** START **

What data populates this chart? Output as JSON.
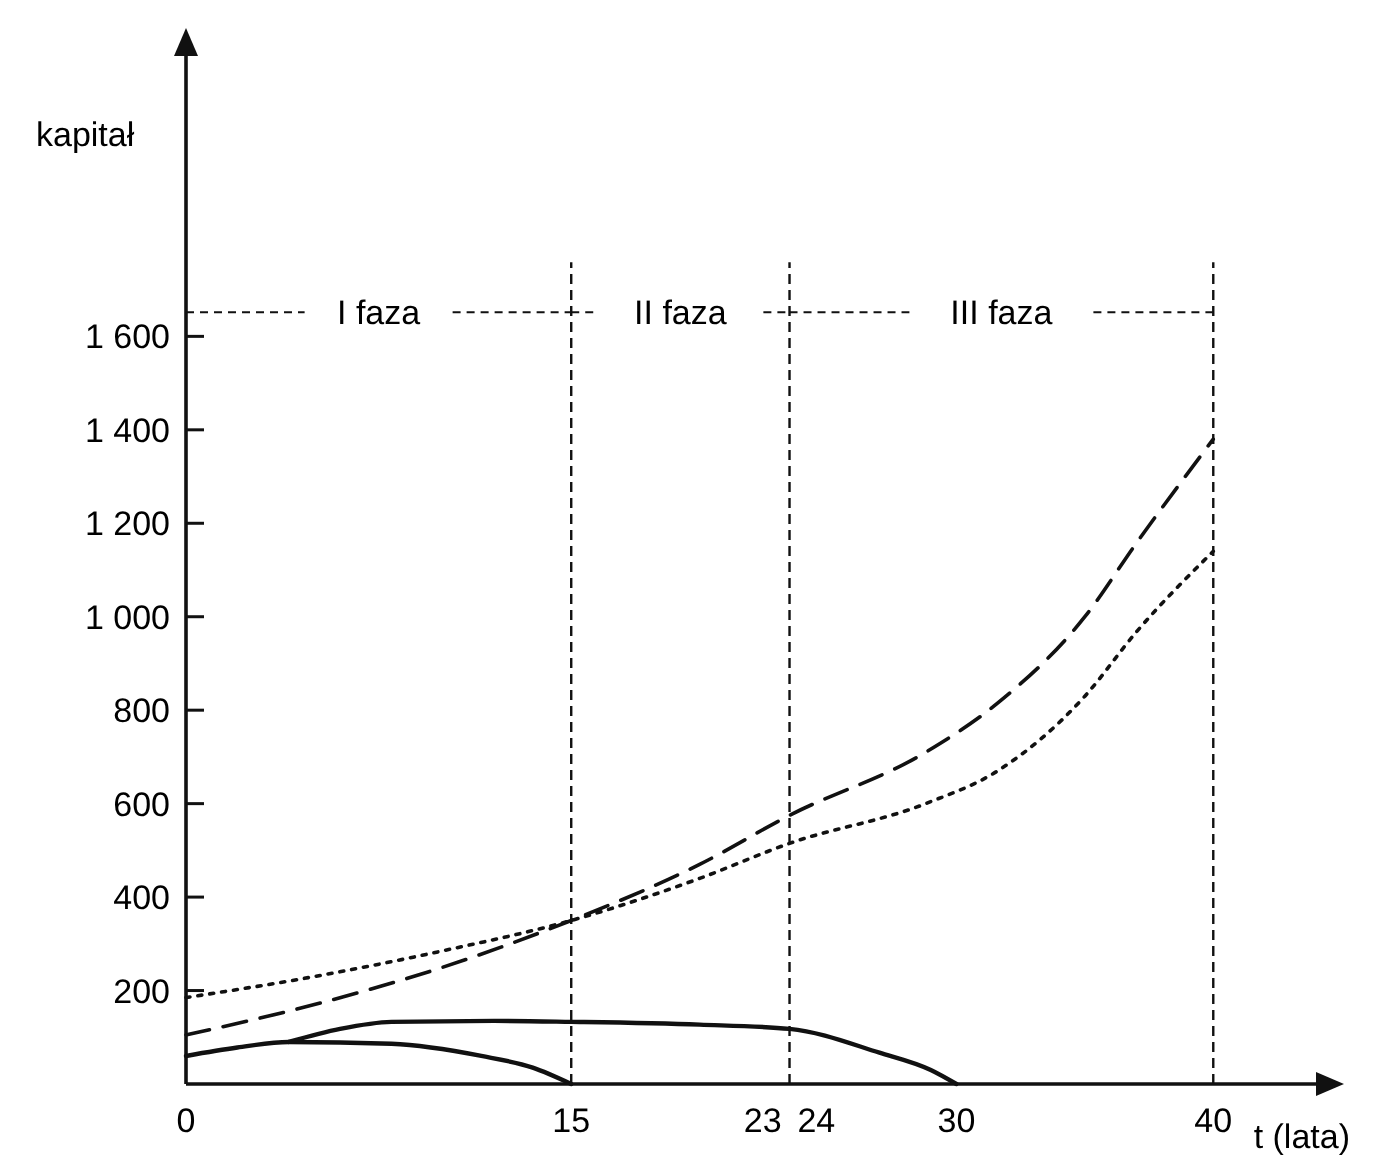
{
  "chart_data": {
    "type": "line",
    "xlabel": "t (lata)",
    "ylabel": "kapitał",
    "xlim": [
      0,
      44
    ],
    "xticks": [
      0,
      15,
      23,
      24,
      30,
      40
    ],
    "ylim": [
      0,
      2200
    ],
    "yticks": [
      200,
      400,
      600,
      800,
      {
        "value": 1000,
        "label": "1 000"
      },
      {
        "value": 1200,
        "label": "1 200"
      },
      {
        "value": 1400,
        "label": "1 400"
      },
      {
        "value": 1600,
        "label": "1 600"
      }
    ],
    "grid": false,
    "series": [
      {
        "color": "#111111",
        "line_style": "dashed",
        "x": [
          0,
          5,
          10,
          15,
          20,
          23.5,
          28.8,
          31.6,
          35,
          37,
          40
        ],
        "values": [
          105,
          170,
          250,
          350,
          470,
          575,
          710,
          815,
          1000,
          1157,
          1380
        ]
      },
      {
        "color": "#111111",
        "line_style": "dotted",
        "x": [
          0,
          5,
          10,
          15,
          20,
          23.5,
          28.8,
          31.6,
          35,
          37,
          40
        ],
        "values": [
          185,
          230,
          285,
          350,
          440,
          515,
          600,
          670,
          830,
          967,
          1140
        ]
      },
      {
        "color": "#111111",
        "line_style": "solid",
        "x": [
          0,
          2,
          4,
          8,
          11.5,
          13.5,
          15
        ],
        "values": [
          60,
          78,
          90,
          86,
          60,
          35,
          0
        ]
      },
      {
        "color": "#111111",
        "line_style": "solid",
        "x": [
          4,
          6,
          8,
          12,
          15,
          20,
          23.5,
          27,
          29,
          30
        ],
        "values": [
          90,
          118,
          133,
          135,
          133,
          127,
          118,
          67,
          30,
          0
        ]
      }
    ],
    "ref_lines": [
      {
        "axis": "x",
        "value": 15
      },
      {
        "axis": "x",
        "value": 23.5
      },
      {
        "axis": "x",
        "value": 40
      }
    ],
    "annotations": [
      "I faza",
      "II faza",
      "III faza"
    ]
  }
}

** END **

Write out the data precisely as given, excluding the pictures.

### Result of the exercise
What data populates this chart? Output as JSON.
{
  "chart_data": {
    "type": "line",
    "xlabel": "t (lata)",
    "ylabel": "kapitał",
    "xlim": [
      0,
      44
    ],
    "xticks": [
      0,
      15,
      23,
      24,
      30,
      40
    ],
    "ylim": [
      0,
      2200
    ],
    "yticks": [
      200,
      400,
      600,
      800,
      {
        "value": 1000,
        "label": "1 000"
      },
      {
        "value": 1200,
        "label": "1 200"
      },
      {
        "value": 1400,
        "label": "1 400"
      },
      {
        "value": 1600,
        "label": "1 600"
      }
    ],
    "grid": false,
    "series": [
      {
        "color": "#111111",
        "line_style": "dashed",
        "x": [
          0,
          5,
          10,
          15,
          20,
          23.5,
          28.8,
          31.6,
          35,
          37,
          40
        ],
        "values": [
          105,
          170,
          250,
          350,
          470,
          575,
          710,
          815,
          1000,
          1157,
          1380
        ]
      },
      {
        "color": "#111111",
        "line_style": "dotted",
        "x": [
          0,
          5,
          10,
          15,
          20,
          23.5,
          28.8,
          31.6,
          35,
          37,
          40
        ],
        "values": [
          185,
          230,
          285,
          350,
          440,
          515,
          600,
          670,
          830,
          967,
          1140
        ]
      },
      {
        "color": "#111111",
        "line_style": "solid",
        "x": [
          0,
          2,
          4,
          8,
          11.5,
          13.5,
          15
        ],
        "values": [
          60,
          78,
          90,
          86,
          60,
          35,
          0
        ]
      },
      {
        "color": "#111111",
        "line_style": "solid",
        "x": [
          4,
          6,
          8,
          12,
          15,
          20,
          23.5,
          27,
          29,
          30
        ],
        "values": [
          90,
          118,
          133,
          135,
          133,
          127,
          118,
          67,
          30,
          0
        ]
      }
    ],
    "ref_lines": [
      {
        "axis": "x",
        "value": 15
      },
      {
        "axis": "x",
        "value": 23.5
      },
      {
        "axis": "x",
        "value": 40
      }
    ],
    "annotations": [
      "I faza",
      "II faza",
      "III faza"
    ]
  }
}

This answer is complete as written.